Repeat all of the records verbatim.

____________________

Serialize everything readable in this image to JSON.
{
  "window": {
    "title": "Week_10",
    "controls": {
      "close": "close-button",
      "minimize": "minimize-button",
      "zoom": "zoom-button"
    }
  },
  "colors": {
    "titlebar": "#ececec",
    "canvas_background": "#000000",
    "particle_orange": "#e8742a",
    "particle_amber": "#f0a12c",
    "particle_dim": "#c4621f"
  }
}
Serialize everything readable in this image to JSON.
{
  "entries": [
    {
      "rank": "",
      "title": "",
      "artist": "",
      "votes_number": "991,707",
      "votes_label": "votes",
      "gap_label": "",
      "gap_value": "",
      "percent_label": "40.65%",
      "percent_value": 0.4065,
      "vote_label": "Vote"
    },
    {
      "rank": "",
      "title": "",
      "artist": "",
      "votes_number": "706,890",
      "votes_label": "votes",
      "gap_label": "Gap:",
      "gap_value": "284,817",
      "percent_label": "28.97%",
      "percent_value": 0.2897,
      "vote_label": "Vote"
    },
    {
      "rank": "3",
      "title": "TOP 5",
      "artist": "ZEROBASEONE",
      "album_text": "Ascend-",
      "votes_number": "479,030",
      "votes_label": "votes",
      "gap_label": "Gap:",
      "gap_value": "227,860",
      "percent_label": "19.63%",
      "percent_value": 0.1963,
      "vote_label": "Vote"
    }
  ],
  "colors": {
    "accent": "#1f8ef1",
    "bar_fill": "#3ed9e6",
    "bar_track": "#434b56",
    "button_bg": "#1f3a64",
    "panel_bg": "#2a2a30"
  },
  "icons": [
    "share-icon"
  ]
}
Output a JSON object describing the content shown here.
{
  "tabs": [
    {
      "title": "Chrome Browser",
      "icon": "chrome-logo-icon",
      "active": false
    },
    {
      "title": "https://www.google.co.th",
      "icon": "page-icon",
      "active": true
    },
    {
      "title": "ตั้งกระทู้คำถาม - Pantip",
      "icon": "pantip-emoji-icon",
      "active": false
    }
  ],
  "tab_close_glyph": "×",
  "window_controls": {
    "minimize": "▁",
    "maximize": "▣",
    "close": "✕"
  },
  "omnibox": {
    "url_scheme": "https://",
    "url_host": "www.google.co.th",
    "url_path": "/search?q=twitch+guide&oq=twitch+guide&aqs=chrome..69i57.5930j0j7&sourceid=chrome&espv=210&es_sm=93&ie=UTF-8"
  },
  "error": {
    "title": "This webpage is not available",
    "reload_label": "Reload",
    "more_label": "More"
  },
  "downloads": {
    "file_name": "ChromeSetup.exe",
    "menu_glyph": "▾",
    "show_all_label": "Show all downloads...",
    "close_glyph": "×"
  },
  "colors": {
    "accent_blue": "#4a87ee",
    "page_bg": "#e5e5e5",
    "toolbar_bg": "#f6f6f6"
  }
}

____________________

(TASK OUTPUT)
Serialize everything readable in this image to JSON.
{
  "window": {
    "title": "Week_10",
    "controls": {
      "close": "close-button",
      "minimize": "minimize-button",
      "zoom": "zoom-button"
    }
  },
  "colors": {
    "titlebar": "#ececec",
    "canvas_background": "#000000",
    "particle_orange": "#e8742a",
    "particle_amber": "#f0a12c",
    "particle_dim": "#c4621f"
  }
}
Serialize everything readable in this image to JSON.
{
  "entries": [
    {
      "rank": "",
      "title": "",
      "artist": "",
      "votes_number": "991,707",
      "votes_label": "votes",
      "gap_label": "",
      "gap_value": "",
      "percent_label": "40.65%",
      "percent_value": 0.4065,
      "vote_label": "Vote"
    },
    {
      "rank": "",
      "title": "",
      "artist": "",
      "votes_number": "706,890",
      "votes_label": "votes",
      "gap_label": "Gap:",
      "gap_value": "284,817",
      "percent_label": "28.97%",
      "percent_value": 0.2897,
      "vote_label": "Vote"
    },
    {
      "rank": "3",
      "title": "TOP 5",
      "artist": "ZEROBASEONE",
      "album_text": "Ascend-",
      "votes_number": "479,030",
      "votes_label": "votes",
      "gap_label": "Gap:",
      "gap_value": "227,860",
      "percent_label": "19.63%",
      "percent_value": 0.1963,
      "vote_label": "Vote"
    }
  ],
  "colors": {
    "accent": "#1f8ef1",
    "bar_fill": "#3ed9e6",
    "bar_track": "#434b56",
    "button_bg": "#1f3a64",
    "panel_bg": "#2a2a30"
  },
  "icons": [
    "share-icon"
  ]
}
Output a JSON object describing the content shown here.
{
  "tabs": [
    {
      "title": "Chrome Browser",
      "icon": "chrome-logo-icon",
      "active": false
    },
    {
      "title": "https://www.google.co.th",
      "icon": "page-icon",
      "active": true
    },
    {
      "title": "ตั้งกระทู้คำถาม - Pantip",
      "icon": "pantip-emoji-icon",
      "active": false
    }
  ],
  "tab_close_glyph": "×",
  "window_controls": {
    "minimize": "▁",
    "maximize": "▣",
    "close": "✕"
  },
  "omnibox": {
    "url_scheme": "https://",
    "url_host": "www.google.co.th",
    "url_path": "/search?q=twitch+guide&oq=twitch+guide&aqs=chrome..69i57.5930j0j7&sourceid=chrome&espv=210&es_sm=93&ie=UTF-8"
  },
  "error": {
    "title": "This webpage is not available",
    "reload_label": "Reload",
    "more_label": "More"
  },
  "downloads": {
    "file_name": "ChromeSetup.exe",
    "menu_glyph": "▾",
    "show_all_label": "Show all downloads...",
    "close_glyph": "×"
  },
  "colors": {
    "accent_blue": "#4a87ee",
    "page_bg": "#e5e5e5",
    "toolbar_bg": "#f6f6f6"
  }
}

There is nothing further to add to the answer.